Set exercise:
Swap every "resize-handle" in the material below for "drag-handle" and reproduce the rest unchanged.

Dataset excerpts:
▶
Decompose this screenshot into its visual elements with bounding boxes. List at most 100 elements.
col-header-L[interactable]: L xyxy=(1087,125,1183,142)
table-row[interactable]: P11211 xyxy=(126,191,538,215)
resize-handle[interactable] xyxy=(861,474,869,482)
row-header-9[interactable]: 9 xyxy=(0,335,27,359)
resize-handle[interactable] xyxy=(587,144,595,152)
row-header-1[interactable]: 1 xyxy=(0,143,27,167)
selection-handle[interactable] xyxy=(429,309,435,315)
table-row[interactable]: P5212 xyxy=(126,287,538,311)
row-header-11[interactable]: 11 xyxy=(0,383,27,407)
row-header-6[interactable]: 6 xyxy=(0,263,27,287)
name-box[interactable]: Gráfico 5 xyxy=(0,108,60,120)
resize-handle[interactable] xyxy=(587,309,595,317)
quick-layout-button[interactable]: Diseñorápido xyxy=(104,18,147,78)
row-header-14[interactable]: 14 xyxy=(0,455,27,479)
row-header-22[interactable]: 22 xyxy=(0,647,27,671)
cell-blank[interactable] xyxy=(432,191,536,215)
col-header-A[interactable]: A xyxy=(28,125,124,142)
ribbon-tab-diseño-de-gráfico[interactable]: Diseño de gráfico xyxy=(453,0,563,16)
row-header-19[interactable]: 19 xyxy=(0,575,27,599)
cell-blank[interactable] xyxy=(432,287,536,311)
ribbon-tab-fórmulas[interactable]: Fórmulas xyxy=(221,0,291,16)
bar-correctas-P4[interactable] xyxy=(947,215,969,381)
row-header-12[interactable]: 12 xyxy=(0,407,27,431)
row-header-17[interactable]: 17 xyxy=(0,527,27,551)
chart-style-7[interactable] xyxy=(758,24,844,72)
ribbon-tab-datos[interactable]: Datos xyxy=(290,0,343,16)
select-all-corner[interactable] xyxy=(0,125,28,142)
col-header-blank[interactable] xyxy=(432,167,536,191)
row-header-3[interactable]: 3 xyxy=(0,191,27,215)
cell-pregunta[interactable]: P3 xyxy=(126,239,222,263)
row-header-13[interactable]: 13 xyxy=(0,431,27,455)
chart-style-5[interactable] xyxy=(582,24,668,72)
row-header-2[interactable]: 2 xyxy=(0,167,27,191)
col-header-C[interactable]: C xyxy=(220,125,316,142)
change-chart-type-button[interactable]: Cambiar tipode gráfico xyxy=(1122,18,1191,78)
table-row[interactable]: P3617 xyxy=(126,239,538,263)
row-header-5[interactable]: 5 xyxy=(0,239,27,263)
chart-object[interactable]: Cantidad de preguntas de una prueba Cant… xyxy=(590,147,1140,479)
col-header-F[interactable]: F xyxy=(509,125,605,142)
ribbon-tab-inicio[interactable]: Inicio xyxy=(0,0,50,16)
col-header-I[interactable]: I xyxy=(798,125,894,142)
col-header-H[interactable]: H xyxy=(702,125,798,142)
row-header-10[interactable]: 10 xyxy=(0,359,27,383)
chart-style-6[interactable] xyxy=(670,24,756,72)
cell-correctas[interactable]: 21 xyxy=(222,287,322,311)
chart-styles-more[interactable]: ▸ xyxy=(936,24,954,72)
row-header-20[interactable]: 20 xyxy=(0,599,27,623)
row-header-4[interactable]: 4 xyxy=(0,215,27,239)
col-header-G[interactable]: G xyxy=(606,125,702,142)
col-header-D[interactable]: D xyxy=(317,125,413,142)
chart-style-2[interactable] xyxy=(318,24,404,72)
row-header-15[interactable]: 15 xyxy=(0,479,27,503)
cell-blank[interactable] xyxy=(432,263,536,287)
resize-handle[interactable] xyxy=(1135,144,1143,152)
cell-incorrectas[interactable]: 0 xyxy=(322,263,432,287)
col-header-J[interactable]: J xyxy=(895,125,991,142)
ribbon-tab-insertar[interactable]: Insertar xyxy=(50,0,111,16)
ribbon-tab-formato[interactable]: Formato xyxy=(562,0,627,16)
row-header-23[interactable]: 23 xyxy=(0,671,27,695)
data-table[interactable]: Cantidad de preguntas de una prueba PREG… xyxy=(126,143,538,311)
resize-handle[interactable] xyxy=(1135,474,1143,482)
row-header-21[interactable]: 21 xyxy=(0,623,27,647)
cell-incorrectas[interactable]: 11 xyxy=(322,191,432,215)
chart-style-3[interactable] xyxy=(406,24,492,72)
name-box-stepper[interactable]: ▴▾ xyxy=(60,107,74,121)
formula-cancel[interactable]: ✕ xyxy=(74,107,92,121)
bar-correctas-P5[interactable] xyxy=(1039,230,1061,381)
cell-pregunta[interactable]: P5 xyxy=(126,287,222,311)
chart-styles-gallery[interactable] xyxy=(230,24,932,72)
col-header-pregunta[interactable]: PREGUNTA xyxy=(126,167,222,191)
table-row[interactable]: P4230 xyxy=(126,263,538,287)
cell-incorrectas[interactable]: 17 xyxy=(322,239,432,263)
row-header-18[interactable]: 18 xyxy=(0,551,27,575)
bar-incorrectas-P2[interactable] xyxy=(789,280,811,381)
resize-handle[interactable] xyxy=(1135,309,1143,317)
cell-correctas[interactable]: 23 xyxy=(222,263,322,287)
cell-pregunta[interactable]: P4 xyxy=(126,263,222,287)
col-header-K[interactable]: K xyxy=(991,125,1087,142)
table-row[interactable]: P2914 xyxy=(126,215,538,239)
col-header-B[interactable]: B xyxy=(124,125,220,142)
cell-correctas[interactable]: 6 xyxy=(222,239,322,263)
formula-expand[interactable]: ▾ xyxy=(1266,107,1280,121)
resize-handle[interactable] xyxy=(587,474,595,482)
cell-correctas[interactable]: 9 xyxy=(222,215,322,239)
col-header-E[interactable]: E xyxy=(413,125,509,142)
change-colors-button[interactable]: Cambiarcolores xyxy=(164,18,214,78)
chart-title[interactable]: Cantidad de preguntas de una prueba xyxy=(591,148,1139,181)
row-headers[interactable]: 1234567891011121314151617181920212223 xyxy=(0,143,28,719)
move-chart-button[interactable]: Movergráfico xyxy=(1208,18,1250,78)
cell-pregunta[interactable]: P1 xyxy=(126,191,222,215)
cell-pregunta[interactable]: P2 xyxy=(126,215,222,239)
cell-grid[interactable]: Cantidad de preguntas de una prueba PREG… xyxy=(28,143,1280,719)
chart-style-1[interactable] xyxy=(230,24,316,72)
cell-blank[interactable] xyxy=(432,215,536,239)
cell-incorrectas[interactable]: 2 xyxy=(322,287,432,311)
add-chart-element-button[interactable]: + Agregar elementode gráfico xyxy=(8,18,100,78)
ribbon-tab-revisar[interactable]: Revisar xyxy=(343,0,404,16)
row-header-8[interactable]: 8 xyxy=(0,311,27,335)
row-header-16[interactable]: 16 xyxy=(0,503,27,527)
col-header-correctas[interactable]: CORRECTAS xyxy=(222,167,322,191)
◀
Result:
Decompose this screenshot into its visual elements with bounding boxes. List at most 100 elements.
col-header-L[interactable]: L xyxy=(1087,125,1183,142)
table-row[interactable]: P11211 xyxy=(126,191,538,215)
drag-handle[interactable] xyxy=(861,474,869,482)
row-header-9[interactable]: 9 xyxy=(0,335,27,359)
drag-handle[interactable] xyxy=(587,144,595,152)
row-header-1[interactable]: 1 xyxy=(0,143,27,167)
selection-handle[interactable] xyxy=(429,309,435,315)
table-row[interactable]: P5212 xyxy=(126,287,538,311)
row-header-11[interactable]: 11 xyxy=(0,383,27,407)
row-header-6[interactable]: 6 xyxy=(0,263,27,287)
name-box[interactable]: Gráfico 5 xyxy=(0,108,60,120)
drag-handle[interactable] xyxy=(587,309,595,317)
quick-layout-button[interactable]: Diseñorápido xyxy=(104,18,147,78)
row-header-14[interactable]: 14 xyxy=(0,455,27,479)
row-header-22[interactable]: 22 xyxy=(0,647,27,671)
cell-blank[interactable] xyxy=(432,191,536,215)
col-header-A[interactable]: A xyxy=(28,125,124,142)
ribbon-tab-diseño-de-gráfico[interactable]: Diseño de gráfico xyxy=(453,0,563,16)
row-header-19[interactable]: 19 xyxy=(0,575,27,599)
cell-blank[interactable] xyxy=(432,287,536,311)
ribbon-tab-fórmulas[interactable]: Fórmulas xyxy=(221,0,291,16)
bar-correctas-P4[interactable] xyxy=(947,215,969,381)
row-header-12[interactable]: 12 xyxy=(0,407,27,431)
row-header-17[interactable]: 17 xyxy=(0,527,27,551)
chart-style-7[interactable] xyxy=(758,24,844,72)
ribbon-tab-datos[interactable]: Datos xyxy=(290,0,343,16)
select-all-corner[interactable] xyxy=(0,125,28,142)
col-header-blank[interactable] xyxy=(432,167,536,191)
row-header-3[interactable]: 3 xyxy=(0,191,27,215)
cell-pregunta[interactable]: P3 xyxy=(126,239,222,263)
row-header-13[interactable]: 13 xyxy=(0,431,27,455)
chart-style-5[interactable] xyxy=(582,24,668,72)
row-header-2[interactable]: 2 xyxy=(0,167,27,191)
col-header-C[interactable]: C xyxy=(220,125,316,142)
change-chart-type-button[interactable]: Cambiar tipode gráfico xyxy=(1122,18,1191,78)
table-row[interactable]: P3617 xyxy=(126,239,538,263)
row-header-5[interactable]: 5 xyxy=(0,239,27,263)
chart-object[interactable]: Cantidad de preguntas de una prueba Cant… xyxy=(590,147,1140,479)
col-header-F[interactable]: F xyxy=(509,125,605,142)
ribbon-tab-inicio[interactable]: Inicio xyxy=(0,0,50,16)
col-header-I[interactable]: I xyxy=(798,125,894,142)
col-header-H[interactable]: H xyxy=(702,125,798,142)
row-header-10[interactable]: 10 xyxy=(0,359,27,383)
chart-style-6[interactable] xyxy=(670,24,756,72)
cell-correctas[interactable]: 21 xyxy=(222,287,322,311)
chart-styles-more[interactable]: ▸ xyxy=(936,24,954,72)
row-header-20[interactable]: 20 xyxy=(0,599,27,623)
row-header-4[interactable]: 4 xyxy=(0,215,27,239)
col-header-G[interactable]: G xyxy=(606,125,702,142)
col-header-D[interactable]: D xyxy=(317,125,413,142)
chart-style-2[interactable] xyxy=(318,24,404,72)
row-header-15[interactable]: 15 xyxy=(0,479,27,503)
cell-blank[interactable] xyxy=(432,263,536,287)
drag-handle[interactable] xyxy=(1135,144,1143,152)
cell-incorrectas[interactable]: 0 xyxy=(322,263,432,287)
col-header-J[interactable]: J xyxy=(895,125,991,142)
ribbon-tab-insertar[interactable]: Insertar xyxy=(50,0,111,16)
ribbon-tab-formato[interactable]: Formato xyxy=(562,0,627,16)
row-header-23[interactable]: 23 xyxy=(0,671,27,695)
data-table[interactable]: Cantidad de preguntas de una prueba PREG… xyxy=(126,143,538,311)
drag-handle[interactable] xyxy=(1135,474,1143,482)
row-header-21[interactable]: 21 xyxy=(0,623,27,647)
cell-incorrectas[interactable]: 11 xyxy=(322,191,432,215)
chart-style-3[interactable] xyxy=(406,24,492,72)
name-box-stepper[interactable]: ▴▾ xyxy=(60,107,74,121)
formula-cancel[interactable]: ✕ xyxy=(74,107,92,121)
bar-correctas-P5[interactable] xyxy=(1039,230,1061,381)
cell-pregunta[interactable]: P5 xyxy=(126,287,222,311)
chart-styles-gallery[interactable] xyxy=(230,24,932,72)
col-header-pregunta[interactable]: PREGUNTA xyxy=(126,167,222,191)
table-row[interactable]: P4230 xyxy=(126,263,538,287)
cell-incorrectas[interactable]: 17 xyxy=(322,239,432,263)
row-header-18[interactable]: 18 xyxy=(0,551,27,575)
bar-incorrectas-P2[interactable] xyxy=(789,280,811,381)
drag-handle[interactable] xyxy=(1135,309,1143,317)
cell-correctas[interactable]: 23 xyxy=(222,263,322,287)
cell-pregunta[interactable]: P4 xyxy=(126,263,222,287)
col-header-K[interactable]: K xyxy=(991,125,1087,142)
table-row[interactable]: P2914 xyxy=(126,215,538,239)
col-header-B[interactable]: B xyxy=(124,125,220,142)
cell-correctas[interactable]: 6 xyxy=(222,239,322,263)
formula-expand[interactable]: ▾ xyxy=(1266,107,1280,121)
drag-handle[interactable] xyxy=(587,474,595,482)
cell-correctas[interactable]: 9 xyxy=(222,215,322,239)
col-header-E[interactable]: E xyxy=(413,125,509,142)
change-colors-button[interactable]: Cambiarcolores xyxy=(164,18,214,78)
chart-title[interactable]: Cantidad de preguntas de una prueba xyxy=(591,148,1139,181)
row-headers[interactable]: 1234567891011121314151617181920212223 xyxy=(0,143,28,719)
move-chart-button[interactable]: Movergráfico xyxy=(1208,18,1250,78)
cell-pregunta[interactable]: P1 xyxy=(126,191,222,215)
cell-pregunta[interactable]: P2 xyxy=(126,215,222,239)
cell-grid[interactable]: Cantidad de preguntas de una prueba PREG… xyxy=(28,143,1280,719)
chart-style-1[interactable] xyxy=(230,24,316,72)
cell-blank[interactable] xyxy=(432,215,536,239)
cell-incorrectas[interactable]: 2 xyxy=(322,287,432,311)
add-chart-element-button[interactable]: + Agregar elementode gráfico xyxy=(8,18,100,78)
ribbon-tab-revisar[interactable]: Revisar xyxy=(343,0,404,16)
row-header-8[interactable]: 8 xyxy=(0,311,27,335)
row-header-16[interactable]: 16 xyxy=(0,503,27,527)
col-header-correctas[interactable]: CORRECTAS xyxy=(222,167,322,191)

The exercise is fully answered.